» **Problem details**:
Retype all of the data exactly as given.

» **Exercise materials**:

***

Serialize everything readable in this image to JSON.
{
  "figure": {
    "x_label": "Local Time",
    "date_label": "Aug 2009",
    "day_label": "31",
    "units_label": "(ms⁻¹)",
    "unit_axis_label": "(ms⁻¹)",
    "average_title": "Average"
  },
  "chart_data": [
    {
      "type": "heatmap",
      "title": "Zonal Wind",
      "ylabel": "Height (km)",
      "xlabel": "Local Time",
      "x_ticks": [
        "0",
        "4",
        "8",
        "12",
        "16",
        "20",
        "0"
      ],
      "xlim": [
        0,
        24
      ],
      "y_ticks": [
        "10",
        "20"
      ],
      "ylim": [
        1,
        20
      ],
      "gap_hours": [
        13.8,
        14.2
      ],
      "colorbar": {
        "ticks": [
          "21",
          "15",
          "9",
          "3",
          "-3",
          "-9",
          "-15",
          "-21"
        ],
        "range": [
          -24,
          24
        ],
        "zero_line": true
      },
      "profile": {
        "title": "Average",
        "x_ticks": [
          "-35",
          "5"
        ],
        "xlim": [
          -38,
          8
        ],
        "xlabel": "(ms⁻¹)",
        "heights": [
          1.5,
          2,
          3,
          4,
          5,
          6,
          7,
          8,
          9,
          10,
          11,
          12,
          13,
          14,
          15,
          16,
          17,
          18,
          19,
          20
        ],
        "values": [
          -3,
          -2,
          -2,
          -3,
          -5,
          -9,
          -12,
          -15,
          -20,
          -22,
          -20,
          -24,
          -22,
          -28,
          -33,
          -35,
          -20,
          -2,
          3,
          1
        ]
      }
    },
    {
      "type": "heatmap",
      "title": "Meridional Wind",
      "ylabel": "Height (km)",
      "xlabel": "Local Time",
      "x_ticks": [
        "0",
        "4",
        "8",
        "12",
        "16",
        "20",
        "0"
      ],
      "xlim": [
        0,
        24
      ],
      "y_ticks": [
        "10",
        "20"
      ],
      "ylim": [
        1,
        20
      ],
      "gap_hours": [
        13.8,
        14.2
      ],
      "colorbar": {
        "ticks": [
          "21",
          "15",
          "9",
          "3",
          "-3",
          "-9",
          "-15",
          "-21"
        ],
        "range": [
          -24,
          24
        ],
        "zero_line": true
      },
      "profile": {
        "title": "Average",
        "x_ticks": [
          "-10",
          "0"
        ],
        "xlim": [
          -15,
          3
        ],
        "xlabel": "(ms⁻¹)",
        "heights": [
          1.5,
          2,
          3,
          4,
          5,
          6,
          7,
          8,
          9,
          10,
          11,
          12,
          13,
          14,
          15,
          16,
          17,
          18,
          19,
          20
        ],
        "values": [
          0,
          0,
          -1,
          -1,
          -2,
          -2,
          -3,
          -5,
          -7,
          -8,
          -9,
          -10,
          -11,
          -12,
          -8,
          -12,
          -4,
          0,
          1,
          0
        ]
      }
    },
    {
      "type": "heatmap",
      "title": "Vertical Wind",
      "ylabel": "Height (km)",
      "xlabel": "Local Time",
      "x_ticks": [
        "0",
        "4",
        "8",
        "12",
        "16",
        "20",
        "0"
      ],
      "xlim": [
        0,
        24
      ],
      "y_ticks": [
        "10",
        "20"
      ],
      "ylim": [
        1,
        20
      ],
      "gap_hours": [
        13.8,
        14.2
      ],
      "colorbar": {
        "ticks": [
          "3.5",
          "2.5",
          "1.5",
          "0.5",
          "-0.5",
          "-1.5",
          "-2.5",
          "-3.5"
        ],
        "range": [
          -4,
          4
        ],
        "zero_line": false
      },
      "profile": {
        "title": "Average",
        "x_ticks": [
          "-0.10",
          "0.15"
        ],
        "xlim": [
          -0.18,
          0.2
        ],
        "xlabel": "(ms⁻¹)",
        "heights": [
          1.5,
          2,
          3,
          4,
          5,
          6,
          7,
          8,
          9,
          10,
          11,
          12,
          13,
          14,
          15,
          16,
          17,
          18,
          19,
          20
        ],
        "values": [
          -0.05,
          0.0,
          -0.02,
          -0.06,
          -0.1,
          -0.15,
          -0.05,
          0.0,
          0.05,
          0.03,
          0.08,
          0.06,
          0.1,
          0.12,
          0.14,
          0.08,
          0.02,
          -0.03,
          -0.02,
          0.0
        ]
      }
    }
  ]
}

***

» **Exercise result**:
Serialize everything readable in this image to JSON.
{
  "figure": {
    "x_label": "Local Time",
    "date_label": "Aug 2009",
    "day_label": "31",
    "units_label": "(ms⁻¹)",
    "unit_axis_label": "(ms⁻¹)",
    "average_title": "Average"
  },
  "chart_data": [
    {
      "type": "heatmap",
      "title": "Zonal Wind",
      "ylabel": "Height (km)",
      "xlabel": "Local Time",
      "x_ticks": [
        "0",
        "4",
        "8",
        "12",
        "16",
        "20",
        "0"
      ],
      "xlim": [
        0,
        24
      ],
      "y_ticks": [
        "10",
        "20"
      ],
      "ylim": [
        1,
        20
      ],
      "gap_hours": [
        13.8,
        14.2
      ],
      "colorbar": {
        "ticks": [
          "21",
          "15",
          "9",
          "3",
          "-3",
          "-9",
          "-15",
          "-21"
        ],
        "range": [
          -24,
          24
        ],
        "zero_line": true
      },
      "profile": {
        "title": "Average",
        "x_ticks": [
          "-35",
          "5"
        ],
        "xlim": [
          -38,
          8
        ],
        "xlabel": "(ms⁻¹)",
        "heights": [
          1.5,
          2,
          3,
          4,
          5,
          6,
          7,
          8,
          9,
          10,
          11,
          12,
          13,
          14,
          15,
          16,
          17,
          18,
          19,
          20
        ],
        "values": [
          -3,
          -2,
          -2,
          -3,
          -5,
          -9,
          -12,
          -15,
          -20,
          -22,
          -20,
          -24,
          -22,
          -28,
          -33,
          -35,
          -20,
          -2,
          3,
          1
        ]
      }
    },
    {
      "type": "heatmap",
      "title": "Meridional Wind",
      "ylabel": "Height (km)",
      "xlabel": "Local Time",
      "x_ticks": [
        "0",
        "4",
        "8",
        "12",
        "16",
        "20",
        "0"
      ],
      "xlim": [
        0,
        24
      ],
      "y_ticks": [
        "10",
        "20"
      ],
      "ylim": [
        1,
        20
      ],
      "gap_hours": [
        13.8,
        14.2
      ],
      "colorbar": {
        "ticks": [
          "21",
          "15",
          "9",
          "3",
          "-3",
          "-9",
          "-15",
          "-21"
        ],
        "range": [
          -24,
          24
        ],
        "zero_line": true
      },
      "profile": {
        "title": "Average",
        "x_ticks": [
          "-10",
          "0"
        ],
        "xlim": [
          -15,
          3
        ],
        "xlabel": "(ms⁻¹)",
        "heights": [
          1.5,
          2,
          3,
          4,
          5,
          6,
          7,
          8,
          9,
          10,
          11,
          12,
          13,
          14,
          15,
          16,
          17,
          18,
          19,
          20
        ],
        "values": [
          0,
          0,
          -1,
          -1,
          -2,
          -2,
          -3,
          -5,
          -7,
          -8,
          -9,
          -10,
          -11,
          -12,
          -8,
          -12,
          -4,
          0,
          1,
          0
        ]
      }
    },
    {
      "type": "heatmap",
      "title": "Vertical Wind",
      "ylabel": "Height (km)",
      "xlabel": "Local Time",
      "x_ticks": [
        "0",
        "4",
        "8",
        "12",
        "16",
        "20",
        "0"
      ],
      "xlim": [
        0,
        24
      ],
      "y_ticks": [
        "10",
        "20"
      ],
      "ylim": [
        1,
        20
      ],
      "gap_hours": [
        13.8,
        14.2
      ],
      "colorbar": {
        "ticks": [
          "3.5",
          "2.5",
          "1.5",
          "0.5",
          "-0.5",
          "-1.5",
          "-2.5",
          "-3.5"
        ],
        "range": [
          -4,
          4
        ],
        "zero_line": false
      },
      "profile": {
        "title": "Average",
        "x_ticks": [
          "-0.10",
          "0.15"
        ],
        "xlim": [
          -0.18,
          0.2
        ],
        "xlabel": "(ms⁻¹)",
        "heights": [
          1.5,
          2,
          3,
          4,
          5,
          6,
          7,
          8,
          9,
          10,
          11,
          12,
          13,
          14,
          15,
          16,
          17,
          18,
          19,
          20
        ],
        "values": [
          -0.05,
          0.0,
          -0.02,
          -0.06,
          -0.1,
          -0.15,
          -0.05,
          0.0,
          0.05,
          0.03,
          0.08,
          0.06,
          0.1,
          0.12,
          0.14,
          0.08,
          0.02,
          -0.03,
          -0.02,
          0.0
        ]
      }
    }
  ]
}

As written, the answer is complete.